:: GIVEN PROBLEM ::
Retype the lines of the listing below, starting at the line with "Patent image size: (727, 652)." and ending at the line with "The outbound tube 16 is at (270, 180).", both included, keeping every character the same.

:: STORED ROWS ::
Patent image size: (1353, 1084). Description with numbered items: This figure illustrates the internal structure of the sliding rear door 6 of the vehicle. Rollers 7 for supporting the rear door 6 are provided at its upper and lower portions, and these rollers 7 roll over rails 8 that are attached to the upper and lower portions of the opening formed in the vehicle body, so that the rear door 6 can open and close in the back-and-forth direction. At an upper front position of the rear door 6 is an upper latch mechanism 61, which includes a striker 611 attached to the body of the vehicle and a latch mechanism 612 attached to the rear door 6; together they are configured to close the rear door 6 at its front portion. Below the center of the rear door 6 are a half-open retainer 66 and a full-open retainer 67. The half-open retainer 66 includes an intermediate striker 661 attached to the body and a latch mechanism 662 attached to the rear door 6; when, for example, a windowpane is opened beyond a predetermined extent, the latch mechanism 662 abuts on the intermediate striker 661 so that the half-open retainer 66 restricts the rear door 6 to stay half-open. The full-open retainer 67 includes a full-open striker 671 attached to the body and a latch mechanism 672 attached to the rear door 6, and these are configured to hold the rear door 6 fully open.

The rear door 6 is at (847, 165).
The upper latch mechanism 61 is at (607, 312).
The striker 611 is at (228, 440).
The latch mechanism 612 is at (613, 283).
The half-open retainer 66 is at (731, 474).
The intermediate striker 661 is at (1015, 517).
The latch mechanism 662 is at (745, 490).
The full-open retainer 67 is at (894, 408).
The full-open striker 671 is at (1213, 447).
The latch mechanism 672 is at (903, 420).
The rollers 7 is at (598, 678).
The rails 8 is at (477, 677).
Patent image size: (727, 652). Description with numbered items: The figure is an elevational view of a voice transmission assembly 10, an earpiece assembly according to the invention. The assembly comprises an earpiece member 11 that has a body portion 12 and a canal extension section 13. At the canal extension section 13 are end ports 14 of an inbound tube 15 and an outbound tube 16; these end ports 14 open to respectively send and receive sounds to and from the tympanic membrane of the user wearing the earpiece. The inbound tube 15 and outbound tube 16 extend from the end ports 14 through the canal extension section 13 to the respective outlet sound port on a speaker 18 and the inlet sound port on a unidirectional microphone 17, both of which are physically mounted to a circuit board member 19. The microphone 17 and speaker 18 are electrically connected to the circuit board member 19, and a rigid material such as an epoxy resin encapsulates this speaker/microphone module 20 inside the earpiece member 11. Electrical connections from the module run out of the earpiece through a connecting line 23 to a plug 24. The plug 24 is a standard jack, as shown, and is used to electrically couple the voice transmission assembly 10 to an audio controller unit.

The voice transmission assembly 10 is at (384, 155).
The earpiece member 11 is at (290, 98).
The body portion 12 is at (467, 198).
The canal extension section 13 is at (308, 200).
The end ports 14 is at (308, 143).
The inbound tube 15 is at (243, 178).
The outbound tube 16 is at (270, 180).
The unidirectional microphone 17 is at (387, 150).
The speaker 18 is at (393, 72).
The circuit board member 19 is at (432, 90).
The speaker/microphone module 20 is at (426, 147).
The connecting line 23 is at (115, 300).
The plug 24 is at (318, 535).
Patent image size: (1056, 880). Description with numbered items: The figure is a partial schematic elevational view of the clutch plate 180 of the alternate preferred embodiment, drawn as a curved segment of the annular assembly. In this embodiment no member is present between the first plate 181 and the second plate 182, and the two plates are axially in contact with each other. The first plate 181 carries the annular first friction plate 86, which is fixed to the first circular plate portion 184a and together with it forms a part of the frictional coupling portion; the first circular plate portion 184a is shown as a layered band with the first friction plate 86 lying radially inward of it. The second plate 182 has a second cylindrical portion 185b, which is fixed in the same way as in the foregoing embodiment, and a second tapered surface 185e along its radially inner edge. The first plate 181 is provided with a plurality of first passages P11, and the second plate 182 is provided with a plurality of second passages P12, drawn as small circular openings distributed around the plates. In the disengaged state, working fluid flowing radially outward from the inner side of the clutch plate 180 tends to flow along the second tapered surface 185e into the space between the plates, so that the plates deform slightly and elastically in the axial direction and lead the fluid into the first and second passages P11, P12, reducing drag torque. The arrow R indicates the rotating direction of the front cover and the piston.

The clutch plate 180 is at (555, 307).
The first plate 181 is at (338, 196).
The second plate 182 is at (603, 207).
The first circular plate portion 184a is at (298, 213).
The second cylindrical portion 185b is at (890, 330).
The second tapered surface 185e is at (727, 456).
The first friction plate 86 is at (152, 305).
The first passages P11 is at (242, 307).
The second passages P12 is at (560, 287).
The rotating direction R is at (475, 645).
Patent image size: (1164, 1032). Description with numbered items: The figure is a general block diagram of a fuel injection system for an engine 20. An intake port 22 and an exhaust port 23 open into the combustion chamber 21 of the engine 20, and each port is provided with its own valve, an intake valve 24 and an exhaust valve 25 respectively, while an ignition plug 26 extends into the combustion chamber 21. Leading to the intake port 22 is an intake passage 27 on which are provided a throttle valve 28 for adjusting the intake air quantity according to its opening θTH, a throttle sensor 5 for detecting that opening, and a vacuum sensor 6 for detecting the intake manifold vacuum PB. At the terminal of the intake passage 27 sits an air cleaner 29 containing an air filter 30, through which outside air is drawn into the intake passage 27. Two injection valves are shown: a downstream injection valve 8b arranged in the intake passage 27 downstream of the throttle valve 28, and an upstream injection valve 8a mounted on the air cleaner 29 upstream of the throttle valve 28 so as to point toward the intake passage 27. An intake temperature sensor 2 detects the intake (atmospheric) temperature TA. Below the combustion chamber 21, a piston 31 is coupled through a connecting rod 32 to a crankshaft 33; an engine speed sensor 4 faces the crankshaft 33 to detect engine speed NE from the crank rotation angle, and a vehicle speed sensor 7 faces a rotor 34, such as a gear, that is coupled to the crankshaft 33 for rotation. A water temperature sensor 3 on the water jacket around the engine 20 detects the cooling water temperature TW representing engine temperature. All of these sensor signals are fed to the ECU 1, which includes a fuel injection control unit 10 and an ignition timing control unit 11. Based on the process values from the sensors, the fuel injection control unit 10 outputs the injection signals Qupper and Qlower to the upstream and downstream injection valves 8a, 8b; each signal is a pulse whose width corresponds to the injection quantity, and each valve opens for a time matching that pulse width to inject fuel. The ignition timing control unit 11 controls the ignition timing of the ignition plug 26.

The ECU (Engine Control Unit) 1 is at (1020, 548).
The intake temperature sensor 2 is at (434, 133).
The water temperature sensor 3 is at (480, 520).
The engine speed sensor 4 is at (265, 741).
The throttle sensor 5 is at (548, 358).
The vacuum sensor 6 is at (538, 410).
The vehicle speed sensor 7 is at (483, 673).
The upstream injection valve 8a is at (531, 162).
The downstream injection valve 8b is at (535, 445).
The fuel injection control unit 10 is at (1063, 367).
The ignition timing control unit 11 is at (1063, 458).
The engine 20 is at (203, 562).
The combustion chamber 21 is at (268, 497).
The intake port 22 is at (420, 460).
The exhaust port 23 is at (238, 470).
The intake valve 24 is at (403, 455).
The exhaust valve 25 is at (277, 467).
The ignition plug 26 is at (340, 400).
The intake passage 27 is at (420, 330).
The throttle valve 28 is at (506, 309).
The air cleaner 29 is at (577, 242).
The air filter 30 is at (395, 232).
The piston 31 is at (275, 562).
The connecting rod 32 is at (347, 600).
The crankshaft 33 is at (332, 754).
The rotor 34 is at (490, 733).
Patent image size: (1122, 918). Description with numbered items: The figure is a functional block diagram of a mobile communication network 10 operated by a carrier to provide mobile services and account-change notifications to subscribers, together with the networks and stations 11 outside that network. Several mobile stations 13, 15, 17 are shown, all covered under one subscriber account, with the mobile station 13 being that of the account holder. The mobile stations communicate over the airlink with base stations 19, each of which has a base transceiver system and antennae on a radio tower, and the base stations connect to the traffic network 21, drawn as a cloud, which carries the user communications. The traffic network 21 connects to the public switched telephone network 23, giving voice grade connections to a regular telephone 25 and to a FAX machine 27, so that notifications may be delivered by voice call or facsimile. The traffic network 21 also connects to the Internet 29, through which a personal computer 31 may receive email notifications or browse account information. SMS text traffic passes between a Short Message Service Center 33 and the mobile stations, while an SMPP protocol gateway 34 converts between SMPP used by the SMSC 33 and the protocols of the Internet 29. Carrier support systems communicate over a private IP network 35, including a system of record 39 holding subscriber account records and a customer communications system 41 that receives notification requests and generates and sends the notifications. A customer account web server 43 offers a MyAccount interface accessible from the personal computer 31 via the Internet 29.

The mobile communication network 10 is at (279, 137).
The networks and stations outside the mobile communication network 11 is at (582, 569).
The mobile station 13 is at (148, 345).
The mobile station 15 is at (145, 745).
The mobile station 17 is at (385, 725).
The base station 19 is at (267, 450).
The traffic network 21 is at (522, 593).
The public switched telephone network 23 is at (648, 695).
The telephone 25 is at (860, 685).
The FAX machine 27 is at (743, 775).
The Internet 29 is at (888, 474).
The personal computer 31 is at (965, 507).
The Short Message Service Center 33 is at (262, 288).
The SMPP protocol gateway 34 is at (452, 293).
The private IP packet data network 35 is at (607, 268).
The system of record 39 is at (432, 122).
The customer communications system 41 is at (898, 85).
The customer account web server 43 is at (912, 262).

:: THE RESULT ::
Patent image size: (727, 652). Description with numbered items: The figure is an elevational view of a voice transmission assembly 10, an earpiece assembly according to the invention. The assembly comprises an earpiece member 11 that has a body portion 12 and a canal extension section 13. At the canal extension section 13 are end ports 14 of an inbound tube 15 and an outbound tube 16; these end ports 14 open to respectively send and receive sounds to and from the tympanic membrane of the user wearing the earpiece. The inbound tube 15 and outbound tube 16 extend from the end ports 14 through the canal extension section 13 to the respective outlet sound port on a speaker 18 and the inlet sound port on a unidirectional microphone 17, both of which are physically mounted to a circuit board member 19. The microphone 17 and speaker 18 are electrically connected to the circuit board member 19, and a rigid material such as an epoxy resin encapsulates this speaker/microphone module 20 inside the earpiece member 11. Electrical connections from the module run out of the earpiece through a connecting line 23 to a plug 24. The plug 24 is a standard jack, as shown, and is used to electrically couple the voice transmission assembly 10 to an audio controller unit.

The voice transmission assembly 10 is at (384, 155).
The earpiece member 11 is at (290, 98).
The body portion 12 is at (467, 198).
The canal extension section 13 is at (308, 200).
The end ports 14 is at (308, 143).
The inbound tube 15 is at (243, 178).
The outbound tube 16 is at (270, 180).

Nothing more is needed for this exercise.